◆ **WHAT YOU ARE ASKED TO DO**
Write the listing out again, all of it, word for word.

◆ **MATERIALS PROVIDED**
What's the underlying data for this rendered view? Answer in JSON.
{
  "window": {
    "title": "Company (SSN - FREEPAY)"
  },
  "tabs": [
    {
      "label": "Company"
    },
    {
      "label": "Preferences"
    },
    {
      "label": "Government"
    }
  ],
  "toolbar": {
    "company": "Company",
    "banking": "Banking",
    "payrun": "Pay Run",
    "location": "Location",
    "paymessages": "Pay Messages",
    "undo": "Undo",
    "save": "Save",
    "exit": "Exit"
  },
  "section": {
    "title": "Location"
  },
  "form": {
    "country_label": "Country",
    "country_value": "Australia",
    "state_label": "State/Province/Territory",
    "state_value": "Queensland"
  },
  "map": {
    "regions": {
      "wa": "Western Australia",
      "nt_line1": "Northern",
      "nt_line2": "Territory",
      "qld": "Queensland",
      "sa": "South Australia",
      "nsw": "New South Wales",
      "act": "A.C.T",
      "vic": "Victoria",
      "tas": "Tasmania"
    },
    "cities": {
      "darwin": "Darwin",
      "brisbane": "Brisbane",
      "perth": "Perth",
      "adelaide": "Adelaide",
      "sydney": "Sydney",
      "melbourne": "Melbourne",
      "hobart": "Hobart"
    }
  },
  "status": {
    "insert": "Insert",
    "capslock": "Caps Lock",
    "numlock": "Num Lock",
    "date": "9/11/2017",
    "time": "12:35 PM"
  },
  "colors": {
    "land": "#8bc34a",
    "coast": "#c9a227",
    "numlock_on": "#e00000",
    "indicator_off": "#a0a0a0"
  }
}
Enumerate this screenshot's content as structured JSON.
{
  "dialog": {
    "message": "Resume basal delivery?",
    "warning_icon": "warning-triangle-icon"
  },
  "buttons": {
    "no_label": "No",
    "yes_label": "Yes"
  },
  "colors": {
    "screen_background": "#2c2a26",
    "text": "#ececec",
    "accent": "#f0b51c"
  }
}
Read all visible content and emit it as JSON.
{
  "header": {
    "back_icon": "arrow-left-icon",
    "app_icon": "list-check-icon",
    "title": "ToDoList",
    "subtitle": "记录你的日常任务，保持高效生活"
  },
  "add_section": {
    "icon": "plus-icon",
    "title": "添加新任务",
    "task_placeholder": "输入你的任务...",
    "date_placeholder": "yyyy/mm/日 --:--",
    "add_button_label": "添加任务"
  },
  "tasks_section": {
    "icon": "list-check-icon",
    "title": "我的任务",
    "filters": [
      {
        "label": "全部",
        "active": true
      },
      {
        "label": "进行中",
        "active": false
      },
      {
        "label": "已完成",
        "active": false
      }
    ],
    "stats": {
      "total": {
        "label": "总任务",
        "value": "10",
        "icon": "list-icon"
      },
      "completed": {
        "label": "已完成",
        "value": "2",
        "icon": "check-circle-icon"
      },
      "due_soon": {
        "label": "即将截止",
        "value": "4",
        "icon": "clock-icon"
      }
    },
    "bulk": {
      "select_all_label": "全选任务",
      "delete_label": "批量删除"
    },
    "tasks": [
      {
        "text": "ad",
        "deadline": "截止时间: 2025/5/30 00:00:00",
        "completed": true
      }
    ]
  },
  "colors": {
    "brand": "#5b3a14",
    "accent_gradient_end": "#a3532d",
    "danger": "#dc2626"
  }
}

◆ **ANSWER TO THE TASK**
What's the underlying data for this rendered view? Answer in JSON.
{
  "window": {
    "title": "Company (SSN - FREEPAY)"
  },
  "tabs": [
    {
      "label": "Company"
    },
    {
      "label": "Preferences"
    },
    {
      "label": "Government"
    }
  ],
  "toolbar": {
    "company": "Company",
    "banking": "Banking",
    "payrun": "Pay Run",
    "location": "Location",
    "paymessages": "Pay Messages",
    "undo": "Undo",
    "save": "Save",
    "exit": "Exit"
  },
  "section": {
    "title": "Location"
  },
  "form": {
    "country_label": "Country",
    "country_value": "Australia",
    "state_label": "State/Province/Territory",
    "state_value": "Queensland"
  },
  "map": {
    "regions": {
      "wa": "Western Australia",
      "nt_line1": "Northern",
      "nt_line2": "Territory",
      "qld": "Queensland",
      "sa": "South Australia",
      "nsw": "New South Wales",
      "act": "A.C.T",
      "vic": "Victoria",
      "tas": "Tasmania"
    },
    "cities": {
      "darwin": "Darwin",
      "brisbane": "Brisbane",
      "perth": "Perth",
      "adelaide": "Adelaide",
      "sydney": "Sydney",
      "melbourne": "Melbourne",
      "hobart": "Hobart"
    }
  },
  "status": {
    "insert": "Insert",
    "capslock": "Caps Lock",
    "numlock": "Num Lock",
    "date": "9/11/2017",
    "time": "12:35 PM"
  },
  "colors": {
    "land": "#8bc34a",
    "coast": "#c9a227",
    "numlock_on": "#e00000",
    "indicator_off": "#a0a0a0"
  }
}
Enumerate this screenshot's content as structured JSON.
{
  "dialog": {
    "message": "Resume basal delivery?",
    "warning_icon": "warning-triangle-icon"
  },
  "buttons": {
    "no_label": "No",
    "yes_label": "Yes"
  },
  "colors": {
    "screen_background": "#2c2a26",
    "text": "#ececec",
    "accent": "#f0b51c"
  }
}
Read all visible content and emit it as JSON.
{
  "header": {
    "back_icon": "arrow-left-icon",
    "app_icon": "list-check-icon",
    "title": "ToDoList",
    "subtitle": "记录你的日常任务，保持高效生活"
  },
  "add_section": {
    "icon": "plus-icon",
    "title": "添加新任务",
    "task_placeholder": "输入你的任务...",
    "date_placeholder": "yyyy/mm/日 --:--",
    "add_button_label": "添加任务"
  },
  "tasks_section": {
    "icon": "list-check-icon",
    "title": "我的任务",
    "filters": [
      {
        "label": "全部",
        "active": true
      },
      {
        "label": "进行中",
        "active": false
      },
      {
        "label": "已完成",
        "active": false
      }
    ],
    "stats": {
      "total": {
        "label": "总任务",
        "value": "10",
        "icon": "list-icon"
      },
      "completed": {
        "label": "已完成",
        "value": "2",
        "icon": "check-circle-icon"
      },
      "due_soon": {
        "label": "即将截止",
        "value": "4",
        "icon": "clock-icon"
      }
    },
    "bulk": {
      "select_all_label": "全选任务",
      "delete_label": "批量删除"
    },
    "tasks": [
      {
        "text": "ad",
        "deadline": "截止时间: 2025/5/30 00:00:00",
        "completed": true
      }
    ]
  },
  "colors": {
    "brand": "#5b3a14",
    "accent_gradient_end": "#a3532d",
    "danger": "#dc2626"
  }
}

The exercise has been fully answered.